__Brief__.
Leave out the pictures and transcribe everything else exactly.

__Data to process__.
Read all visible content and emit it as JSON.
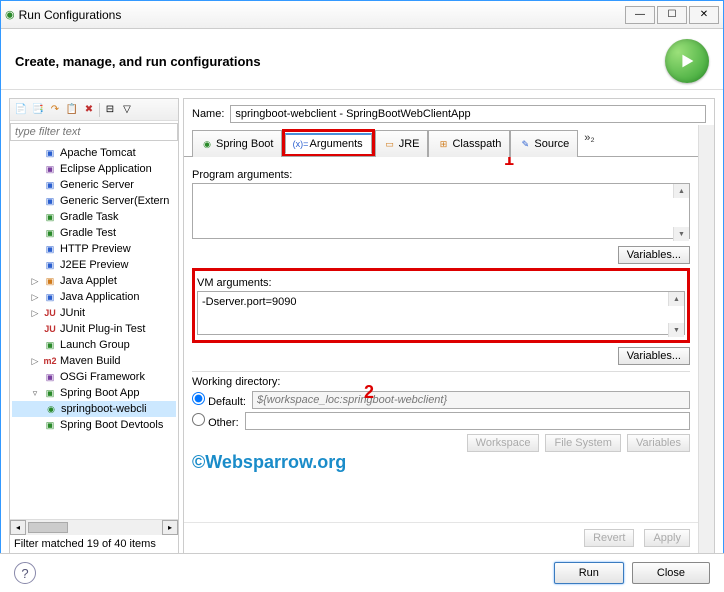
{
  "window": {
    "title": "Run Configurations"
  },
  "header": {
    "heading": "Create, manage, and run configurations"
  },
  "left": {
    "filter_placeholder": "type filter text",
    "items": [
      {
        "label": "Apache Tomcat",
        "icon": "server",
        "color": "i-blue"
      },
      {
        "label": "Eclipse Application",
        "icon": "eclipse",
        "color": "i-purple"
      },
      {
        "label": "Generic Server",
        "icon": "server",
        "color": "i-blue"
      },
      {
        "label": "Generic Server(Extern",
        "icon": "server",
        "color": "i-blue"
      },
      {
        "label": "Gradle Task",
        "icon": "gradle",
        "color": "i-green"
      },
      {
        "label": "Gradle Test",
        "icon": "gradle",
        "color": "i-green"
      },
      {
        "label": "HTTP Preview",
        "icon": "http",
        "color": "i-blue"
      },
      {
        "label": "J2EE Preview",
        "icon": "j2ee",
        "color": "i-blue"
      },
      {
        "label": "Java Applet",
        "icon": "java",
        "color": "i-orange",
        "exp": "▷"
      },
      {
        "label": "Java Application",
        "icon": "java",
        "color": "i-blue",
        "exp": "▷"
      },
      {
        "label": "JUnit",
        "icon": "junit",
        "color": "i-red",
        "prefix": "JU",
        "exp": "▷"
      },
      {
        "label": "JUnit Plug-in Test",
        "icon": "junit",
        "color": "i-red",
        "prefix": "JU"
      },
      {
        "label": "Launch Group",
        "icon": "group",
        "color": "i-green"
      },
      {
        "label": "Maven Build",
        "icon": "maven",
        "color": "i-red",
        "prefix": "m2",
        "exp": "▷"
      },
      {
        "label": "OSGi Framework",
        "icon": "osgi",
        "color": "i-purple"
      },
      {
        "label": "Spring Boot App",
        "icon": "spring",
        "color": "i-green",
        "exp": "▿",
        "children": [
          {
            "label": "springboot-webcli",
            "selected": true
          }
        ]
      },
      {
        "label": "Spring Boot Devtools",
        "icon": "spring",
        "color": "i-green"
      }
    ],
    "filter_status": "Filter matched 19 of 40 items"
  },
  "right": {
    "name_label": "Name:",
    "name_value": "springboot-webclient - SpringBootWebClientApp",
    "tabs": [
      {
        "label": "Spring Boot",
        "icon": "spring"
      },
      {
        "label": "Arguments",
        "icon": "args",
        "active": true
      },
      {
        "label": "JRE",
        "icon": "jre"
      },
      {
        "label": "Classpath",
        "icon": "cp"
      },
      {
        "label": "Source",
        "icon": "src"
      }
    ],
    "tabs_more": "»₂",
    "program_args_label": "Program arguments:",
    "program_args_value": "",
    "vm_args_label": "VM arguments:",
    "vm_args_value": "-Dserver.port=9090",
    "variables_label": "Variables...",
    "working_dir_label": "Working directory:",
    "wd_default_label": "Default:",
    "wd_default_value": "${workspace_loc:springboot-webclient}",
    "wd_other_label": "Other:",
    "wd_buttons": [
      "Workspace",
      "File System",
      "Variables"
    ],
    "callout1": "1",
    "callout2": "2"
  },
  "footer": {
    "revert": "Revert",
    "apply": "Apply",
    "run": "Run",
    "close": "Close"
  },
  "watermark": "©Websparrow.org"
}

__Task output__.
Read all visible content and emit it as JSON.
{
  "window": {
    "title": "Run Configurations"
  },
  "header": {
    "heading": "Create, manage, and run configurations"
  },
  "left": {
    "filter_placeholder": "type filter text",
    "items": [
      {
        "label": "Apache Tomcat",
        "icon": "server",
        "color": "i-blue"
      },
      {
        "label": "Eclipse Application",
        "icon": "eclipse",
        "color": "i-purple"
      },
      {
        "label": "Generic Server",
        "icon": "server",
        "color": "i-blue"
      },
      {
        "label": "Generic Server(Extern",
        "icon": "server",
        "color": "i-blue"
      },
      {
        "label": "Gradle Task",
        "icon": "gradle",
        "color": "i-green"
      },
      {
        "label": "Gradle Test",
        "icon": "gradle",
        "color": "i-green"
      },
      {
        "label": "HTTP Preview",
        "icon": "http",
        "color": "i-blue"
      },
      {
        "label": "J2EE Preview",
        "icon": "j2ee",
        "color": "i-blue"
      },
      {
        "label": "Java Applet",
        "icon": "java",
        "color": "i-orange",
        "exp": "▷"
      },
      {
        "label": "Java Application",
        "icon": "java",
        "color": "i-blue",
        "exp": "▷"
      },
      {
        "label": "JUnit",
        "icon": "junit",
        "color": "i-red",
        "prefix": "JU",
        "exp": "▷"
      },
      {
        "label": "JUnit Plug-in Test",
        "icon": "junit",
        "color": "i-red",
        "prefix": "JU"
      },
      {
        "label": "Launch Group",
        "icon": "group",
        "color": "i-green"
      },
      {
        "label": "Maven Build",
        "icon": "maven",
        "color": "i-red",
        "prefix": "m2",
        "exp": "▷"
      },
      {
        "label": "OSGi Framework",
        "icon": "osgi",
        "color": "i-purple"
      },
      {
        "label": "Spring Boot App",
        "icon": "spring",
        "color": "i-green",
        "exp": "▿",
        "children": [
          {
            "label": "springboot-webcli",
            "selected": true
          }
        ]
      },
      {
        "label": "Spring Boot Devtools",
        "icon": "spring",
        "color": "i-green"
      }
    ],
    "filter_status": "Filter matched 19 of 40 items"
  },
  "right": {
    "name_label": "Name:",
    "name_value": "springboot-webclient - SpringBootWebClientApp",
    "tabs": [
      {
        "label": "Spring Boot",
        "icon": "spring"
      },
      {
        "label": "Arguments",
        "icon": "args",
        "active": true
      },
      {
        "label": "JRE",
        "icon": "jre"
      },
      {
        "label": "Classpath",
        "icon": "cp"
      },
      {
        "label": "Source",
        "icon": "src"
      }
    ],
    "tabs_more": "»₂",
    "program_args_label": "Program arguments:",
    "program_args_value": "",
    "vm_args_label": "VM arguments:",
    "vm_args_value": "-Dserver.port=9090",
    "variables_label": "Variables...",
    "working_dir_label": "Working directory:",
    "wd_default_label": "Default:",
    "wd_default_value": "${workspace_loc:springboot-webclient}",
    "wd_other_label": "Other:",
    "wd_buttons": [
      "Workspace",
      "File System",
      "Variables"
    ],
    "callout1": "1",
    "callout2": "2"
  },
  "footer": {
    "revert": "Revert",
    "apply": "Apply",
    "run": "Run",
    "close": "Close"
  },
  "watermark": "©Websparrow.org"
}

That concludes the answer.